- _Work to be completed_
Examine the material below. Gather every line in which the string "username" appears.

[Extracted data entries]
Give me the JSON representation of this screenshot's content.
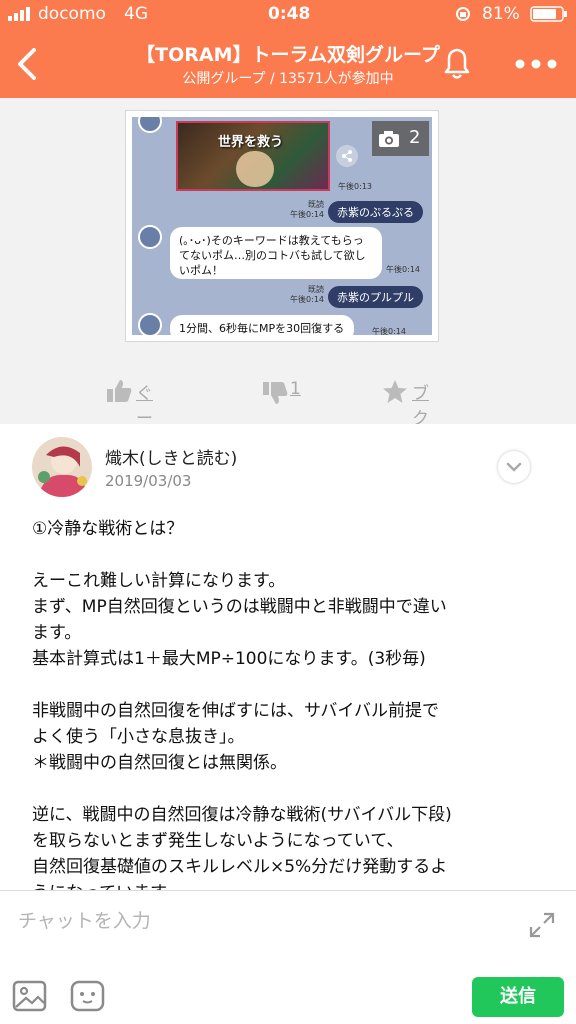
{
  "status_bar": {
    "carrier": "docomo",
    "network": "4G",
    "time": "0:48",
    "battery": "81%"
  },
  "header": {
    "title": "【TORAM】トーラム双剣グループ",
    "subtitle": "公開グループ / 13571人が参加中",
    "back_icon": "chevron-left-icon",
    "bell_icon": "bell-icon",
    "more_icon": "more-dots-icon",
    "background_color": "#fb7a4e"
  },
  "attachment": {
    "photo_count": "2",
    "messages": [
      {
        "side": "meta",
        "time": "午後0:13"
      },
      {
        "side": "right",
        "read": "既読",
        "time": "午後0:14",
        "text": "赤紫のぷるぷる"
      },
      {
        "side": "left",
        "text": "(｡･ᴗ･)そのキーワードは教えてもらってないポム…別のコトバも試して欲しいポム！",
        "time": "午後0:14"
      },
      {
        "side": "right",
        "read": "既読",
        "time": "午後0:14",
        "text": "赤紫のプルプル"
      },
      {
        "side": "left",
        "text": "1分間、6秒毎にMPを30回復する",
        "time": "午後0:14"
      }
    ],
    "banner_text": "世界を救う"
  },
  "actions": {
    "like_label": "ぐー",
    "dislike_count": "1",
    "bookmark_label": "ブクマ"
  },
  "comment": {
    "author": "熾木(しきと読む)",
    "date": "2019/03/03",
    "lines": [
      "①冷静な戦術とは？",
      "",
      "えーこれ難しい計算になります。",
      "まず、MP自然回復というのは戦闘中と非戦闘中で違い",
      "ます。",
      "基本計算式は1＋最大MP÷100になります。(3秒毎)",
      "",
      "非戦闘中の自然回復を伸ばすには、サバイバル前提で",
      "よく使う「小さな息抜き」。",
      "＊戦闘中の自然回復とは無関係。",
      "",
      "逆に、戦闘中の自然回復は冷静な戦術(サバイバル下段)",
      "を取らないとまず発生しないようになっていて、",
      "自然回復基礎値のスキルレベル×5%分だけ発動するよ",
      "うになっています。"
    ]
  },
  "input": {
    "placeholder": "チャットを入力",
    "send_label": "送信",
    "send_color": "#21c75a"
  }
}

---

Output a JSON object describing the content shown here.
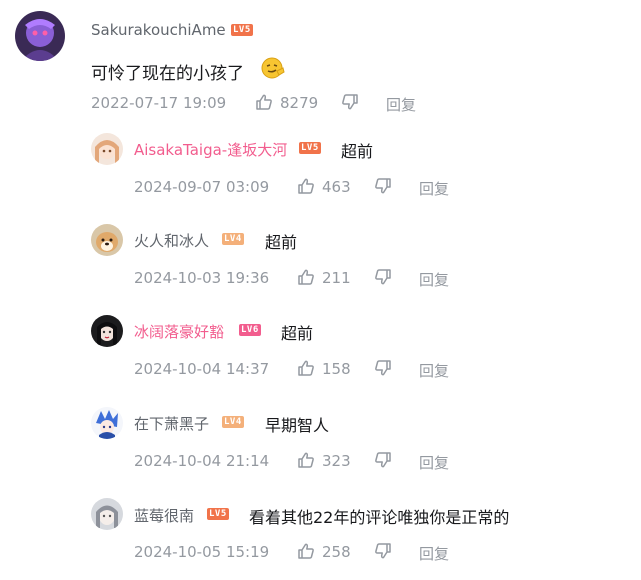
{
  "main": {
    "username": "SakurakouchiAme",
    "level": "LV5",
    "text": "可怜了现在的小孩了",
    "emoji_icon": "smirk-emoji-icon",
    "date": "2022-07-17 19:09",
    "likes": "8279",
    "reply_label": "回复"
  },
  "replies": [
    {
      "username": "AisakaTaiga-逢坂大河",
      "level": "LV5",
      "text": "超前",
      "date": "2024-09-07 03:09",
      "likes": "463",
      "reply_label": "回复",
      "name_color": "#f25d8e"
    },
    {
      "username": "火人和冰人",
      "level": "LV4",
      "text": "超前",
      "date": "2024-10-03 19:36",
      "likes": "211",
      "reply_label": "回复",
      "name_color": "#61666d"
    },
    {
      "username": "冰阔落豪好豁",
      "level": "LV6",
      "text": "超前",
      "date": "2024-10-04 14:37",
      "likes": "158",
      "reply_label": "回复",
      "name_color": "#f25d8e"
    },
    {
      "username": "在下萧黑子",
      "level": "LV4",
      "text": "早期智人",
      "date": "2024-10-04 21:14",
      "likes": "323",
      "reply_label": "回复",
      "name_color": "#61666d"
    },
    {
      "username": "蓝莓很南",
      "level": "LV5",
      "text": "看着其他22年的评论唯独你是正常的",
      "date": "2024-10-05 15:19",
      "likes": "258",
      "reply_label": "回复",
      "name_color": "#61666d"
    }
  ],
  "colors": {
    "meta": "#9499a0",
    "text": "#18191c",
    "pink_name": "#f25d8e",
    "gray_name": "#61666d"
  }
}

- _Finished task_
    "username": "SakurakouchiAme",
      "username": "AisakaTaiga-逢坂大河",
      "username": "火人和冰人",
      "username": "冰阔落豪好豁",
      "username": "在下萧黑子",
      "username": "蓝莓很南",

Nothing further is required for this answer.